Goal
Filter the entries below, keeping every line that has the word "TetherUS".

---*---

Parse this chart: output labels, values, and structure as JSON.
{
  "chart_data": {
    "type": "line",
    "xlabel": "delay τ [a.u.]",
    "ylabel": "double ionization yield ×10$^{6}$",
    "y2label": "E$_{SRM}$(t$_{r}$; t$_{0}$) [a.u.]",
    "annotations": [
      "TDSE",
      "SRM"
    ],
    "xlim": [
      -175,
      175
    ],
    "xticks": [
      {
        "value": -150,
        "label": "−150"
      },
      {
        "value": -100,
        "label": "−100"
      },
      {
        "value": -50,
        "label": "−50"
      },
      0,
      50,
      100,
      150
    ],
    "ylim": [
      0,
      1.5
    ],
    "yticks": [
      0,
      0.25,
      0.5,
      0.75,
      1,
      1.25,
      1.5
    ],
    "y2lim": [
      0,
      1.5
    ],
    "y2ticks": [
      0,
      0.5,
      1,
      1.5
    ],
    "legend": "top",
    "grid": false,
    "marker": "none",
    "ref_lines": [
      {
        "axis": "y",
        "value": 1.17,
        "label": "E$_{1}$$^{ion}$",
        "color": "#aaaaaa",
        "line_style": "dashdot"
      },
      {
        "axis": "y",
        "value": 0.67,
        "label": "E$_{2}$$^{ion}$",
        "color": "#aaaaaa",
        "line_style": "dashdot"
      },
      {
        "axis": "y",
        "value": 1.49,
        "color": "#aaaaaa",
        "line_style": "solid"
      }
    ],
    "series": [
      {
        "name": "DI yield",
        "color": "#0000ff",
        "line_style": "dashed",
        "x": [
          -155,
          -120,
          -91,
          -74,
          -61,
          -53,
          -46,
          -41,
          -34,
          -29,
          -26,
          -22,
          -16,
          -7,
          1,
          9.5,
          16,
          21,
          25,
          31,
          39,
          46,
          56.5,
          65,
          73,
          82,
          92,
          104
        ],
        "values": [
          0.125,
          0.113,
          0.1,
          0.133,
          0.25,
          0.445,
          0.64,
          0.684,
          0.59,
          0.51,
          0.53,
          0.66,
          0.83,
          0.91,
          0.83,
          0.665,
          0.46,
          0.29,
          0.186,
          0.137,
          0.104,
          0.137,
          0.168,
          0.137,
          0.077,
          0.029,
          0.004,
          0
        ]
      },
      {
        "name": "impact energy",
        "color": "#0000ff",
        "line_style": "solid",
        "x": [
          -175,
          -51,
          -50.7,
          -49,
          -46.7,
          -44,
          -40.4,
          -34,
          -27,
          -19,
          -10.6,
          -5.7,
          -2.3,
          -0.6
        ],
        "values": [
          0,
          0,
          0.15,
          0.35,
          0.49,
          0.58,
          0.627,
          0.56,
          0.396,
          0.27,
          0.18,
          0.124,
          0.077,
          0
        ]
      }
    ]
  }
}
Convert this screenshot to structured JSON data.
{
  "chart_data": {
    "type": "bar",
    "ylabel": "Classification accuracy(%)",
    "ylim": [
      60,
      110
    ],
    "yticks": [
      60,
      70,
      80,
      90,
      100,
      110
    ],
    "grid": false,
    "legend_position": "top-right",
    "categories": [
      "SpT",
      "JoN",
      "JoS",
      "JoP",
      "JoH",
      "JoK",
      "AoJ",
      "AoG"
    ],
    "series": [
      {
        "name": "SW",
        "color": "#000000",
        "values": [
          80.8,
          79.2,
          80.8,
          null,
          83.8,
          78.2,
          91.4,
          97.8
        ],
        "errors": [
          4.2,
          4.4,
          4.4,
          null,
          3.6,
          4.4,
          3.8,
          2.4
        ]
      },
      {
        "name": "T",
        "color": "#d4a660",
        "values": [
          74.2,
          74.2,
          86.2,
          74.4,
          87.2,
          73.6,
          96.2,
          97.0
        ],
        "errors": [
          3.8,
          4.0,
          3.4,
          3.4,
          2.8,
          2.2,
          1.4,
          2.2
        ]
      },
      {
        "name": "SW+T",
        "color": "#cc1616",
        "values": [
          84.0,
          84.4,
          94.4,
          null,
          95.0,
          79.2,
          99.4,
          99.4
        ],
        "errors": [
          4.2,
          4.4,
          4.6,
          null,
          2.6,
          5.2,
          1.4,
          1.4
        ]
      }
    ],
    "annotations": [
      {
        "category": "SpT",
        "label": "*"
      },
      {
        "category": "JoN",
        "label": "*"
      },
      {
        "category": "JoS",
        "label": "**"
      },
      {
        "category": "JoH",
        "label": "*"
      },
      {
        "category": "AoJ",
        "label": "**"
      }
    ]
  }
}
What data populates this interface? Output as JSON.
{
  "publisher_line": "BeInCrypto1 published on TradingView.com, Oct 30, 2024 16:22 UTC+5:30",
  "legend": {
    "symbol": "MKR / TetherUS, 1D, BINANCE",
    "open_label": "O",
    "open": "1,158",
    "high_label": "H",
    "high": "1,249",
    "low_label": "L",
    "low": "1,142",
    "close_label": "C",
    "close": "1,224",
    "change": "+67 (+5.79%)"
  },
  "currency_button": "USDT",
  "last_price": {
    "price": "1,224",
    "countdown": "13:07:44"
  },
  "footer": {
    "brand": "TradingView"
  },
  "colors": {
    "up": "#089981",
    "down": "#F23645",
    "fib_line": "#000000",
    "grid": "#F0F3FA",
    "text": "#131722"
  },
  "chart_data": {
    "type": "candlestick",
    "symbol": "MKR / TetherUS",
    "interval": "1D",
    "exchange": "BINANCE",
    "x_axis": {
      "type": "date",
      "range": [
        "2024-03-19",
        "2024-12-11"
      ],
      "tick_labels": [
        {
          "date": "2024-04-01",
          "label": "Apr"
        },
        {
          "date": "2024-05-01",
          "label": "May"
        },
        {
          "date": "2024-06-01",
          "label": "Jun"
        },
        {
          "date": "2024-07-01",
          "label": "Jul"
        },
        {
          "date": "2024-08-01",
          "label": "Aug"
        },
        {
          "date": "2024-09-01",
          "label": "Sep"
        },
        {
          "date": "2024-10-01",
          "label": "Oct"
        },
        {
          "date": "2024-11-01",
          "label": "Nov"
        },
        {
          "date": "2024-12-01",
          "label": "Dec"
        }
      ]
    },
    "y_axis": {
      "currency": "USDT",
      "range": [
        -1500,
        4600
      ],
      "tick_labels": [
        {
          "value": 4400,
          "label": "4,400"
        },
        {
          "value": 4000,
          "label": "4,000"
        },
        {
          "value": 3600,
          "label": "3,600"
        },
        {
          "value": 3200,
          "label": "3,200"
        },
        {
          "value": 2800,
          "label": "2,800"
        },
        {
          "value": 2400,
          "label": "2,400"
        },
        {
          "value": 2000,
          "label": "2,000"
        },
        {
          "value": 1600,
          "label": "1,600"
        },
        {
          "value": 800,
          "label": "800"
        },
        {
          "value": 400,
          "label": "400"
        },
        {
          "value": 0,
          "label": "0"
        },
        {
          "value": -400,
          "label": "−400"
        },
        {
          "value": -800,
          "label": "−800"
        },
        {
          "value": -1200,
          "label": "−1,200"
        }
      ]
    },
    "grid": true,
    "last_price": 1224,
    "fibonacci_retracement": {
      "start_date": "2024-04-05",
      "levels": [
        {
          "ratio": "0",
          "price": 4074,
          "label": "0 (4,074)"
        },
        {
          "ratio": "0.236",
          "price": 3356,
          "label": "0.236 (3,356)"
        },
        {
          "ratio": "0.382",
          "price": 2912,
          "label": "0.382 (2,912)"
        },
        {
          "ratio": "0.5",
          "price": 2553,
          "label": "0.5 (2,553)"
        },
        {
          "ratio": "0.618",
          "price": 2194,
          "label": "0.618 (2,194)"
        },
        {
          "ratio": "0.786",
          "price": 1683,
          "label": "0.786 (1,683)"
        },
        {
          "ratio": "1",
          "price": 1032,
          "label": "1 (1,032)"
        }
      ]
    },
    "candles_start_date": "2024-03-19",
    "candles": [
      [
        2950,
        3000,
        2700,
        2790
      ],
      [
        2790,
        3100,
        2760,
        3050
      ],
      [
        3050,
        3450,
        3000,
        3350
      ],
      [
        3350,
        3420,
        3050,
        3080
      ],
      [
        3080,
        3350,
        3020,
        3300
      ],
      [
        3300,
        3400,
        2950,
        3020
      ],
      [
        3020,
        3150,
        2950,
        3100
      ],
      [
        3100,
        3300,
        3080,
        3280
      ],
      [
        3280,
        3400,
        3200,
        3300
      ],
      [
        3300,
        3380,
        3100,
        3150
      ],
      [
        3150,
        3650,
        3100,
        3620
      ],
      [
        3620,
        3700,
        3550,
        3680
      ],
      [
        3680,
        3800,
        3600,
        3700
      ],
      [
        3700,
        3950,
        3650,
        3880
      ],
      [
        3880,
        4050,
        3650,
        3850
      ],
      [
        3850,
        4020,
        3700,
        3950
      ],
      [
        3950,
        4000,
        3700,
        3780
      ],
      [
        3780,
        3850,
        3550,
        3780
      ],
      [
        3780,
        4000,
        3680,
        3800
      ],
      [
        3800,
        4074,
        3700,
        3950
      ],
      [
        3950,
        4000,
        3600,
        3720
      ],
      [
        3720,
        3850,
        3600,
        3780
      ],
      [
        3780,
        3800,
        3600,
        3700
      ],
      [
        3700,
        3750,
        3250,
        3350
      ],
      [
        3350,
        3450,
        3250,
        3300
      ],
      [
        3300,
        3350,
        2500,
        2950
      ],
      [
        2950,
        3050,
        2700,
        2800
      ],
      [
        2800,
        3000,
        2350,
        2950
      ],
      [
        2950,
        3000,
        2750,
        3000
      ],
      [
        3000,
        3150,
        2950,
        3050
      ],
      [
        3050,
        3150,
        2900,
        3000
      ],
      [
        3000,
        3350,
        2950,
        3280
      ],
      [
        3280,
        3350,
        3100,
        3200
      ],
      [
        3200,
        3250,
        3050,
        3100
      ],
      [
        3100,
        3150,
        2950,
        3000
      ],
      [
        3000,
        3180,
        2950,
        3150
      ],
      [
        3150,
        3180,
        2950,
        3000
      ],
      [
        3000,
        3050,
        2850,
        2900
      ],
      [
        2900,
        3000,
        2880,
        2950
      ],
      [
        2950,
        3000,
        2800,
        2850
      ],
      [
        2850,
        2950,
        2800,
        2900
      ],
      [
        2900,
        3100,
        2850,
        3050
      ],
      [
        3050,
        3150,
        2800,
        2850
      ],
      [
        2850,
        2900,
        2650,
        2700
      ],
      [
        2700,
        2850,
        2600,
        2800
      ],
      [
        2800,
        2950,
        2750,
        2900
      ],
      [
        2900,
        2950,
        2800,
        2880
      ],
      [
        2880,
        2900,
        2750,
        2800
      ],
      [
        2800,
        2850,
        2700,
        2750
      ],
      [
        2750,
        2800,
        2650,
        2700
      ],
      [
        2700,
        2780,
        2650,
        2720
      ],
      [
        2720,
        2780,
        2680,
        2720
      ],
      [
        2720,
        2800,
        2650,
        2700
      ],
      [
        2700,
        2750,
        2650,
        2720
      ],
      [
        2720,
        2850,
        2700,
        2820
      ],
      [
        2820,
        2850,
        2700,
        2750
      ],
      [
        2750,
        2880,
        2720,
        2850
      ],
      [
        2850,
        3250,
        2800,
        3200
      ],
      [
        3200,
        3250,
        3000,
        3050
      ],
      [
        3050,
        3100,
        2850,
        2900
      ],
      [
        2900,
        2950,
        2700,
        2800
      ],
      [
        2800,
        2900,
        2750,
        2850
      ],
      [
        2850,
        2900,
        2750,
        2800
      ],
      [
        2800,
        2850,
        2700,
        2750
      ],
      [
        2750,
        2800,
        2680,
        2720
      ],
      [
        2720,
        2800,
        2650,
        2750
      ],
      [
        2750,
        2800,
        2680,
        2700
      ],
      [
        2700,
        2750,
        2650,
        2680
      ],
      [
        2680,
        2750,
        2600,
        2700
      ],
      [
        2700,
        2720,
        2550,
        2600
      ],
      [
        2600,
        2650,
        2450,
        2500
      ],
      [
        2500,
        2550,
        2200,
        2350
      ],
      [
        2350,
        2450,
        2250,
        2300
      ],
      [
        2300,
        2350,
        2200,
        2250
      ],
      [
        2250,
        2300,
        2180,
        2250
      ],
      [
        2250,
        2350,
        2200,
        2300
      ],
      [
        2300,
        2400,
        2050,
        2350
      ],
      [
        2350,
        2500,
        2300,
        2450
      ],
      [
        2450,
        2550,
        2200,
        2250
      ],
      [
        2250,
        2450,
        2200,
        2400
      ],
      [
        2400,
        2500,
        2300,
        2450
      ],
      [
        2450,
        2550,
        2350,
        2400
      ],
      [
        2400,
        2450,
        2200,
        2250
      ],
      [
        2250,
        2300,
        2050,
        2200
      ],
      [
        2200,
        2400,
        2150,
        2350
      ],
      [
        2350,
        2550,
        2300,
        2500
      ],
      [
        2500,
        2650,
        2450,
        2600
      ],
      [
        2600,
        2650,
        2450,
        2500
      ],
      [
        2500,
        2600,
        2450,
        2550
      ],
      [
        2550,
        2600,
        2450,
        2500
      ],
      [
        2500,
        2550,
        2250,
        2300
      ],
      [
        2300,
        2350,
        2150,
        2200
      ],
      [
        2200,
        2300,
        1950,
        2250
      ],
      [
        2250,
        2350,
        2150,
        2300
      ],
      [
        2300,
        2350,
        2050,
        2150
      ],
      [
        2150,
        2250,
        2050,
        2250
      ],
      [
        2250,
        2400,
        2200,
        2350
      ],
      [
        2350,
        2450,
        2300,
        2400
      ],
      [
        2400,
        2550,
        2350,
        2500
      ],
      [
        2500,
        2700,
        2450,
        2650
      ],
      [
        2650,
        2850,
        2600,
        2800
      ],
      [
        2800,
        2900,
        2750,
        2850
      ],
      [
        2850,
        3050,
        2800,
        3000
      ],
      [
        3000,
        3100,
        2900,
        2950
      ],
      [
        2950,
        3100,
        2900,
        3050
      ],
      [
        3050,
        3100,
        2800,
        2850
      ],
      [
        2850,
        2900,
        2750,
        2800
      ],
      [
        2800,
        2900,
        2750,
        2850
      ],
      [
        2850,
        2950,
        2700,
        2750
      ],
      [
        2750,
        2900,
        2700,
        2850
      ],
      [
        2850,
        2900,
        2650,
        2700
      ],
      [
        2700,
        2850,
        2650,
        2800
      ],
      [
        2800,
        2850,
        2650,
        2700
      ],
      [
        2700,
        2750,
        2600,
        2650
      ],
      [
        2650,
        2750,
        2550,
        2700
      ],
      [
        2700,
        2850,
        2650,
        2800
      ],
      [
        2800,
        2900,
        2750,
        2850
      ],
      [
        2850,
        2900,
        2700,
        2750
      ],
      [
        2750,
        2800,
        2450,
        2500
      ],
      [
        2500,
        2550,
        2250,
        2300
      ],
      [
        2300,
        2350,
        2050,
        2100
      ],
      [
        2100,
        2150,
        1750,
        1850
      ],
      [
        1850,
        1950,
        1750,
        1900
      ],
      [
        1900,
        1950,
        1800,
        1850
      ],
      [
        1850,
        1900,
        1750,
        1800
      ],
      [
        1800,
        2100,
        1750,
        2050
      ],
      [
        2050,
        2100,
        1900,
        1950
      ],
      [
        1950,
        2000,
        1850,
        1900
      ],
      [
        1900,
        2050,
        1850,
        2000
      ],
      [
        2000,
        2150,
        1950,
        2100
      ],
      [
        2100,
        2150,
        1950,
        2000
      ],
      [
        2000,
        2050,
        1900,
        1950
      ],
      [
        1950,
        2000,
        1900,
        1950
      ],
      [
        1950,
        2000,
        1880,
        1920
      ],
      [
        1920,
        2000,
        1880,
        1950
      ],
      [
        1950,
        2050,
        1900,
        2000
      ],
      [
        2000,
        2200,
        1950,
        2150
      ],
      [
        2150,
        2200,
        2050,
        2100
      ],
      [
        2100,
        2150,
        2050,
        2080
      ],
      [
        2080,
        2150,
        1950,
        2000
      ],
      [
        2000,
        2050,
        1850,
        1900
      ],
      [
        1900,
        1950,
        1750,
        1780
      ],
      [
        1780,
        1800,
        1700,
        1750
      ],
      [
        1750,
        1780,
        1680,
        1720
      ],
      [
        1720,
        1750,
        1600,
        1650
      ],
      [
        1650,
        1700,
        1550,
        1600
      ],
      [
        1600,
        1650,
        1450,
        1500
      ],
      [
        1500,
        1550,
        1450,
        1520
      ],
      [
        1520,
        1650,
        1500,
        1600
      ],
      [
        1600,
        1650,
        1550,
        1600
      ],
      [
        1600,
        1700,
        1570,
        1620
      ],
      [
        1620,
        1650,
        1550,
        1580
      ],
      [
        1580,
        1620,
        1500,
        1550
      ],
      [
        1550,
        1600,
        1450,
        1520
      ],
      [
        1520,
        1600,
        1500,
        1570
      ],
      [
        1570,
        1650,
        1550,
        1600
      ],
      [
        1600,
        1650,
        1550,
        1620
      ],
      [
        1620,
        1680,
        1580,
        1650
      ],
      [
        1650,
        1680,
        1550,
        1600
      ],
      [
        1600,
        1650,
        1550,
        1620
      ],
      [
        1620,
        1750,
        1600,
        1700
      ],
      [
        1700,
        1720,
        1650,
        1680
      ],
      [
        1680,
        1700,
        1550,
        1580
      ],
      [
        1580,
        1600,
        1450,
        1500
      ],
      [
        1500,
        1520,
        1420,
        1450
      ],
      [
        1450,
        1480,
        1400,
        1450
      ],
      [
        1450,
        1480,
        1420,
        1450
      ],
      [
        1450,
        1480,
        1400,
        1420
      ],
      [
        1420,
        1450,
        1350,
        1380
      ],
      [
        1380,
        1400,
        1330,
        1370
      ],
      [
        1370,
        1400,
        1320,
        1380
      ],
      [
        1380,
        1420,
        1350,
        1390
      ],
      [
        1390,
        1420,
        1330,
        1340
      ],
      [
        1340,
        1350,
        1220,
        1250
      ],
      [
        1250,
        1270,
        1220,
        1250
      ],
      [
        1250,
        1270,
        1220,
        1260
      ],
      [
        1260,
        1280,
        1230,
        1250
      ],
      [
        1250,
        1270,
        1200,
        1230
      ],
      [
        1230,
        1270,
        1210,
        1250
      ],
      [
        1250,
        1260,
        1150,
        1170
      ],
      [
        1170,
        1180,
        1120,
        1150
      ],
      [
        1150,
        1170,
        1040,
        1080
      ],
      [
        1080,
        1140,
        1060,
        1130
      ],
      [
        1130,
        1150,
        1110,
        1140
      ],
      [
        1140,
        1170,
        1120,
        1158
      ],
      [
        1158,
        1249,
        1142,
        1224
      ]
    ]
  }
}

---*---

Response
    "symbol": "MKR / TetherUS, 1D, BINANCE",
    "symbol": "MKR / TetherUS",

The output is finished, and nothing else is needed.